SET EXERCISE -> Exactly as given, repeat all of the entries.

>> Begin MATERIAL FOR THE TASK

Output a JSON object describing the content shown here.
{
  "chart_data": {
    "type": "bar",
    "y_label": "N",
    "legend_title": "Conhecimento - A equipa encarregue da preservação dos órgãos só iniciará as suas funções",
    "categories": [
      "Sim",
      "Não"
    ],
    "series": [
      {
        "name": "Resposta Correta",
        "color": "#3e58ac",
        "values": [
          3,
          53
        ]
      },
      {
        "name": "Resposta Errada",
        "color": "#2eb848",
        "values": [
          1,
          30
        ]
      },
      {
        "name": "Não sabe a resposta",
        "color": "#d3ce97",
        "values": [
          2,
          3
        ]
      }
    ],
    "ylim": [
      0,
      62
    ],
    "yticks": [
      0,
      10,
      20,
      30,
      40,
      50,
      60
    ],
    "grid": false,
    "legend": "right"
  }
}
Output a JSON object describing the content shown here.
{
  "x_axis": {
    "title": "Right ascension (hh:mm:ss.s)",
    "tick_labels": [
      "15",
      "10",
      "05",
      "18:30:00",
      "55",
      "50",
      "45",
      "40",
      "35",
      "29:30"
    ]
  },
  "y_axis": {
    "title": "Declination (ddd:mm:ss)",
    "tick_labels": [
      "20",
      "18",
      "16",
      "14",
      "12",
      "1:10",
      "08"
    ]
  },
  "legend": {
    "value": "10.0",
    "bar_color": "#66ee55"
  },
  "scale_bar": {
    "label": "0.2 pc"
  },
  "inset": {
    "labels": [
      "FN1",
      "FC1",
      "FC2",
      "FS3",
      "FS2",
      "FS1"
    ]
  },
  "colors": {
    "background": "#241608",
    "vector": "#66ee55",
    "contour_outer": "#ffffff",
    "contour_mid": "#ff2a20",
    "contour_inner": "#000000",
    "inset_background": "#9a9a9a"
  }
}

>> End MATERIAL FOR THE TASK

ANSWER TO THE TASK ->
Output a JSON object describing the content shown here.
{
  "chart_data": {
    "type": "bar",
    "y_label": "N",
    "legend_title": "Conhecimento - A equipa encarregue da preservação dos órgãos só iniciará as suas funções",
    "categories": [
      "Sim",
      "Não"
    ],
    "series": [
      {
        "name": "Resposta Correta",
        "color": "#3e58ac",
        "values": [
          3,
          53
        ]
      },
      {
        "name": "Resposta Errada",
        "color": "#2eb848",
        "values": [
          1,
          30
        ]
      },
      {
        "name": "Não sabe a resposta",
        "color": "#d3ce97",
        "values": [
          2,
          3
        ]
      }
    ],
    "ylim": [
      0,
      62
    ],
    "yticks": [
      0,
      10,
      20,
      30,
      40,
      50,
      60
    ],
    "grid": false,
    "legend": "right"
  }
}
Output a JSON object describing the content shown here.
{
  "x_axis": {
    "title": "Right ascension (hh:mm:ss.s)",
    "tick_labels": [
      "15",
      "10",
      "05",
      "18:30:00",
      "55",
      "50",
      "45",
      "40",
      "35",
      "29:30"
    ]
  },
  "y_axis": {
    "title": "Declination (ddd:mm:ss)",
    "tick_labels": [
      "20",
      "18",
      "16",
      "14",
      "12",
      "1:10",
      "08"
    ]
  },
  "legend": {
    "value": "10.0",
    "bar_color": "#66ee55"
  },
  "scale_bar": {
    "label": "0.2 pc"
  },
  "inset": {
    "labels": [
      "FN1",
      "FC1",
      "FC2",
      "FS3",
      "FS2",
      "FS1"
    ]
  },
  "colors": {
    "background": "#241608",
    "vector": "#66ee55",
    "contour_outer": "#ffffff",
    "contour_mid": "#ff2a20",
    "contour_inner": "#000000",
    "inset_background": "#9a9a9a"
  }
}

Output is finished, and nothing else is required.